Data entries for graphics:
..........

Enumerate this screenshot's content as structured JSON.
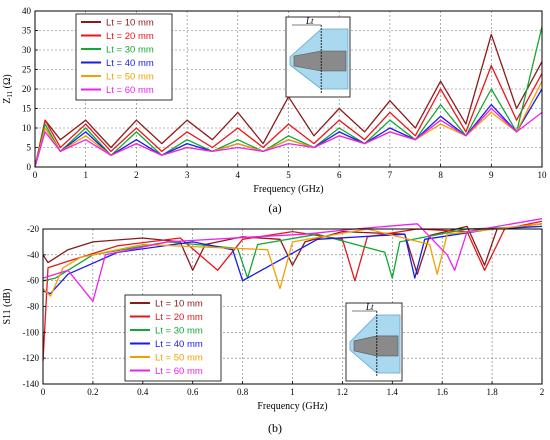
{
  "chart_data": [
    {
      "type": "line",
      "caption": "(a)",
      "xlabel": "Frequency (GHz)",
      "ylabel": "Z",
      "ylabel_sub": "11",
      "ylabel_unit": "(Ω)",
      "xlim": [
        0,
        10
      ],
      "ylim": [
        0,
        40
      ],
      "xticks": [
        0,
        1,
        2,
        3,
        4,
        5,
        6,
        7,
        8,
        9,
        10
      ],
      "yticks": [
        0,
        5,
        10,
        15,
        20,
        25,
        30,
        35,
        40
      ],
      "grid": true,
      "legend_position": "top-left",
      "inset_label": "Lt",
      "series": [
        {
          "name": "Lt = 10 mm",
          "color": "#8b1a1a",
          "x": [
            0,
            0.2,
            0.5,
            1,
            1.5,
            2,
            2.5,
            3,
            3.5,
            4,
            4.5,
            5,
            5.5,
            6,
            6.5,
            7,
            7.5,
            8,
            8.5,
            9,
            9.5,
            10
          ],
          "y": [
            0,
            12,
            7,
            12,
            5,
            12,
            6,
            12,
            7,
            14,
            6,
            18,
            8,
            15,
            9,
            17,
            10,
            22,
            11,
            34,
            15,
            27
          ]
        },
        {
          "name": "Lt = 20 mm",
          "color": "#e8161b",
          "x": [
            0,
            0.2,
            0.5,
            1,
            1.5,
            2,
            2.5,
            3,
            3.5,
            4,
            4.5,
            5,
            5.5,
            6,
            6.5,
            7,
            7.5,
            8,
            8.5,
            9,
            9.5,
            10
          ],
          "y": [
            0,
            12,
            5,
            11,
            4,
            10,
            4,
            9,
            5,
            10,
            5,
            11,
            6,
            12,
            7,
            14,
            8,
            20,
            9,
            26,
            12,
            24
          ]
        },
        {
          "name": "Lt = 30 mm",
          "color": "#11a833",
          "x": [
            0,
            0.2,
            0.5,
            1,
            1.5,
            2,
            2.5,
            3,
            3.5,
            4,
            4.5,
            5,
            5.5,
            6,
            6.5,
            7,
            7.5,
            8,
            8.5,
            9,
            9.5,
            10
          ],
          "y": [
            0,
            11,
            4,
            10,
            3,
            9,
            3,
            7,
            4,
            7,
            4,
            8,
            5,
            10,
            6,
            12,
            7,
            16,
            8,
            20,
            9,
            36
          ]
        },
        {
          "name": "Lt = 40 mm",
          "color": "#1a1aee",
          "x": [
            0,
            0.2,
            0.5,
            1,
            1.5,
            2,
            2.5,
            3,
            3.5,
            4,
            4.5,
            5,
            5.5,
            6,
            6.5,
            7,
            7.5,
            8,
            8.5,
            9,
            9.5,
            10
          ],
          "y": [
            0,
            10,
            4,
            9,
            3,
            7,
            3,
            6,
            4,
            6,
            4,
            7,
            5,
            9,
            6,
            10,
            7,
            13,
            8,
            16,
            9,
            20
          ]
        },
        {
          "name": "Lt = 50 mm",
          "color": "#f2a000",
          "x": [
            0,
            0.2,
            0.5,
            1,
            1.5,
            2,
            2.5,
            3,
            3.5,
            4,
            4.5,
            5,
            5.5,
            6,
            6.5,
            7,
            7.5,
            8,
            8.5,
            9,
            9.5,
            10
          ],
          "y": [
            0,
            10,
            4,
            8,
            3,
            6,
            3,
            5,
            4,
            6,
            4,
            7,
            5,
            8,
            6,
            9,
            7,
            11,
            8,
            14,
            9,
            22
          ]
        },
        {
          "name": "Lt = 60 mm",
          "color": "#ee22ee",
          "x": [
            0,
            0.2,
            0.5,
            1,
            1.5,
            2,
            2.5,
            3,
            3.5,
            4,
            4.5,
            5,
            5.5,
            6,
            6.5,
            7,
            7.5,
            8,
            8.5,
            9,
            9.5,
            10
          ],
          "y": [
            0,
            9,
            4,
            7,
            3,
            6,
            3,
            5,
            4,
            5,
            4,
            6,
            5,
            8,
            6,
            9,
            7,
            12,
            8,
            15,
            9,
            14
          ]
        }
      ]
    },
    {
      "type": "line",
      "caption": "(b)",
      "xlabel": "Frequency (GHz)",
      "ylabel": "S11 (dB)",
      "xlim": [
        0,
        2
      ],
      "ylim": [
        -140,
        -20
      ],
      "xticks": [
        0,
        0.2,
        0.4,
        0.6,
        0.8,
        1,
        1.2,
        1.4,
        1.6,
        1.8,
        2
      ],
      "yticks": [
        -140,
        -120,
        -100,
        -80,
        -60,
        -40,
        -20
      ],
      "grid": true,
      "legend_position": "bottom-left",
      "inset_label": "Lt",
      "series": [
        {
          "name": "Lt = 10 mm",
          "color": "#8b1a1a",
          "x": [
            0,
            0.02,
            0.1,
            0.2,
            0.4,
            0.55,
            0.6,
            0.65,
            0.8,
            0.95,
            1,
            1.05,
            1.2,
            1.45,
            1.5,
            1.55,
            1.7,
            1.77,
            1.82,
            2
          ],
          "y": [
            -40,
            -46,
            -36,
            -30,
            -27,
            -30,
            -52,
            -32,
            -26,
            -28,
            -48,
            -30,
            -22,
            -24,
            -55,
            -25,
            -18,
            -48,
            -20,
            -16
          ]
        },
        {
          "name": "Lt = 20 mm",
          "color": "#e8161b",
          "x": [
            0,
            0.02,
            0.1,
            0.3,
            0.55,
            0.7,
            0.8,
            1,
            1.2,
            1.25,
            1.3,
            1.5,
            1.7,
            1.77,
            1.85,
            2
          ],
          "y": [
            -122,
            -50,
            -45,
            -33,
            -27,
            -52,
            -28,
            -22,
            -28,
            -60,
            -26,
            -20,
            -22,
            -52,
            -20,
            -14
          ]
        },
        {
          "name": "Lt = 30 mm",
          "color": "#11a833",
          "x": [
            0,
            0.05,
            0.2,
            0.5,
            0.78,
            0.82,
            0.86,
            1.1,
            1.37,
            1.4,
            1.43,
            1.7,
            2
          ],
          "y": [
            -60,
            -58,
            -40,
            -30,
            -35,
            -58,
            -32,
            -24,
            -38,
            -58,
            -30,
            -20,
            -18
          ]
        },
        {
          "name": "Lt = 40 mm",
          "color": "#1a1aee",
          "x": [
            0,
            0.03,
            0.1,
            0.3,
            0.6,
            0.76,
            0.8,
            1.1,
            1.45,
            1.49,
            1.53,
            1.8,
            2
          ],
          "y": [
            -68,
            -70,
            -55,
            -38,
            -30,
            -36,
            -60,
            -28,
            -24,
            -58,
            -28,
            -20,
            -18
          ]
        },
        {
          "name": "Lt = 50 mm",
          "color": "#f2a000",
          "x": [
            0,
            0.03,
            0.08,
            0.15,
            0.4,
            0.9,
            0.95,
            1,
            1.3,
            1.55,
            1.58,
            1.62,
            2
          ],
          "y": [
            -66,
            -72,
            -50,
            -42,
            -32,
            -36,
            -66,
            -30,
            -20,
            -32,
            -55,
            -24,
            -16
          ]
        },
        {
          "name": "Lt = 60 mm",
          "color": "#ee22ee",
          "x": [
            0,
            0.1,
            0.2,
            0.25,
            0.5,
            0.85,
            1.05,
            1.25,
            1.5,
            1.62,
            1.65,
            1.7,
            2
          ],
          "y": [
            -58,
            -52,
            -76,
            -40,
            -30,
            -26,
            -24,
            -20,
            -16,
            -40,
            -52,
            -22,
            -12
          ]
        }
      ]
    }
  ]
}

..........

Return the material exactly as given, apart from the pictures.

### Task output
Enumerate this screenshot's content as structured JSON.
{
  "chart_data": [
    {
      "type": "line",
      "caption": "(a)",
      "xlabel": "Frequency (GHz)",
      "ylabel": "Z",
      "ylabel_sub": "11",
      "ylabel_unit": "(Ω)",
      "xlim": [
        0,
        10
      ],
      "ylim": [
        0,
        40
      ],
      "xticks": [
        0,
        1,
        2,
        3,
        4,
        5,
        6,
        7,
        8,
        9,
        10
      ],
      "yticks": [
        0,
        5,
        10,
        15,
        20,
        25,
        30,
        35,
        40
      ],
      "grid": true,
      "legend_position": "top-left",
      "inset_label": "Lt",
      "series": [
        {
          "name": "Lt = 10 mm",
          "color": "#8b1a1a",
          "x": [
            0,
            0.2,
            0.5,
            1,
            1.5,
            2,
            2.5,
            3,
            3.5,
            4,
            4.5,
            5,
            5.5,
            6,
            6.5,
            7,
            7.5,
            8,
            8.5,
            9,
            9.5,
            10
          ],
          "y": [
            0,
            12,
            7,
            12,
            5,
            12,
            6,
            12,
            7,
            14,
            6,
            18,
            8,
            15,
            9,
            17,
            10,
            22,
            11,
            34,
            15,
            27
          ]
        },
        {
          "name": "Lt = 20 mm",
          "color": "#e8161b",
          "x": [
            0,
            0.2,
            0.5,
            1,
            1.5,
            2,
            2.5,
            3,
            3.5,
            4,
            4.5,
            5,
            5.5,
            6,
            6.5,
            7,
            7.5,
            8,
            8.5,
            9,
            9.5,
            10
          ],
          "y": [
            0,
            12,
            5,
            11,
            4,
            10,
            4,
            9,
            5,
            10,
            5,
            11,
            6,
            12,
            7,
            14,
            8,
            20,
            9,
            26,
            12,
            24
          ]
        },
        {
          "name": "Lt = 30 mm",
          "color": "#11a833",
          "x": [
            0,
            0.2,
            0.5,
            1,
            1.5,
            2,
            2.5,
            3,
            3.5,
            4,
            4.5,
            5,
            5.5,
            6,
            6.5,
            7,
            7.5,
            8,
            8.5,
            9,
            9.5,
            10
          ],
          "y": [
            0,
            11,
            4,
            10,
            3,
            9,
            3,
            7,
            4,
            7,
            4,
            8,
            5,
            10,
            6,
            12,
            7,
            16,
            8,
            20,
            9,
            36
          ]
        },
        {
          "name": "Lt = 40 mm",
          "color": "#1a1aee",
          "x": [
            0,
            0.2,
            0.5,
            1,
            1.5,
            2,
            2.5,
            3,
            3.5,
            4,
            4.5,
            5,
            5.5,
            6,
            6.5,
            7,
            7.5,
            8,
            8.5,
            9,
            9.5,
            10
          ],
          "y": [
            0,
            10,
            4,
            9,
            3,
            7,
            3,
            6,
            4,
            6,
            4,
            7,
            5,
            9,
            6,
            10,
            7,
            13,
            8,
            16,
            9,
            20
          ]
        },
        {
          "name": "Lt = 50 mm",
          "color": "#f2a000",
          "x": [
            0,
            0.2,
            0.5,
            1,
            1.5,
            2,
            2.5,
            3,
            3.5,
            4,
            4.5,
            5,
            5.5,
            6,
            6.5,
            7,
            7.5,
            8,
            8.5,
            9,
            9.5,
            10
          ],
          "y": [
            0,
            10,
            4,
            8,
            3,
            6,
            3,
            5,
            4,
            6,
            4,
            7,
            5,
            8,
            6,
            9,
            7,
            11,
            8,
            14,
            9,
            22
          ]
        },
        {
          "name": "Lt = 60 mm",
          "color": "#ee22ee",
          "x": [
            0,
            0.2,
            0.5,
            1,
            1.5,
            2,
            2.5,
            3,
            3.5,
            4,
            4.5,
            5,
            5.5,
            6,
            6.5,
            7,
            7.5,
            8,
            8.5,
            9,
            9.5,
            10
          ],
          "y": [
            0,
            9,
            4,
            7,
            3,
            6,
            3,
            5,
            4,
            5,
            4,
            6,
            5,
            8,
            6,
            9,
            7,
            12,
            8,
            15,
            9,
            14
          ]
        }
      ]
    },
    {
      "type": "line",
      "caption": "(b)",
      "xlabel": "Frequency (GHz)",
      "ylabel": "S11 (dB)",
      "xlim": [
        0,
        2
      ],
      "ylim": [
        -140,
        -20
      ],
      "xticks": [
        0,
        0.2,
        0.4,
        0.6,
        0.8,
        1,
        1.2,
        1.4,
        1.6,
        1.8,
        2
      ],
      "yticks": [
        -140,
        -120,
        -100,
        -80,
        -60,
        -40,
        -20
      ],
      "grid": true,
      "legend_position": "bottom-left",
      "inset_label": "Lt",
      "series": [
        {
          "name": "Lt = 10 mm",
          "color": "#8b1a1a",
          "x": [
            0,
            0.02,
            0.1,
            0.2,
            0.4,
            0.55,
            0.6,
            0.65,
            0.8,
            0.95,
            1,
            1.05,
            1.2,
            1.45,
            1.5,
            1.55,
            1.7,
            1.77,
            1.82,
            2
          ],
          "y": [
            -40,
            -46,
            -36,
            -30,
            -27,
            -30,
            -52,
            -32,
            -26,
            -28,
            -48,
            -30,
            -22,
            -24,
            -55,
            -25,
            -18,
            -48,
            -20,
            -16
          ]
        },
        {
          "name": "Lt = 20 mm",
          "color": "#e8161b",
          "x": [
            0,
            0.02,
            0.1,
            0.3,
            0.55,
            0.7,
            0.8,
            1,
            1.2,
            1.25,
            1.3,
            1.5,
            1.7,
            1.77,
            1.85,
            2
          ],
          "y": [
            -122,
            -50,
            -45,
            -33,
            -27,
            -52,
            -28,
            -22,
            -28,
            -60,
            -26,
            -20,
            -22,
            -52,
            -20,
            -14
          ]
        },
        {
          "name": "Lt = 30 mm",
          "color": "#11a833",
          "x": [
            0,
            0.05,
            0.2,
            0.5,
            0.78,
            0.82,
            0.86,
            1.1,
            1.37,
            1.4,
            1.43,
            1.7,
            2
          ],
          "y": [
            -60,
            -58,
            -40,
            -30,
            -35,
            -58,
            -32,
            -24,
            -38,
            -58,
            -30,
            -20,
            -18
          ]
        },
        {
          "name": "Lt = 40 mm",
          "color": "#1a1aee",
          "x": [
            0,
            0.03,
            0.1,
            0.3,
            0.6,
            0.76,
            0.8,
            1.1,
            1.45,
            1.49,
            1.53,
            1.8,
            2
          ],
          "y": [
            -68,
            -70,
            -55,
            -38,
            -30,
            -36,
            -60,
            -28,
            -24,
            -58,
            -28,
            -20,
            -18
          ]
        },
        {
          "name": "Lt = 50 mm",
          "color": "#f2a000",
          "x": [
            0,
            0.03,
            0.08,
            0.15,
            0.4,
            0.9,
            0.95,
            1,
            1.3,
            1.55,
            1.58,
            1.62,
            2
          ],
          "y": [
            -66,
            -72,
            -50,
            -42,
            -32,
            -36,
            -66,
            -30,
            -20,
            -32,
            -55,
            -24,
            -16
          ]
        },
        {
          "name": "Lt = 60 mm",
          "color": "#ee22ee",
          "x": [
            0,
            0.1,
            0.2,
            0.25,
            0.5,
            0.85,
            1.05,
            1.25,
            1.5,
            1.62,
            1.65,
            1.7,
            2
          ],
          "y": [
            -58,
            -52,
            -76,
            -40,
            -30,
            -26,
            -24,
            -20,
            -16,
            -40,
            -52,
            -22,
            -12
          ]
        }
      ]
    }
  ]
}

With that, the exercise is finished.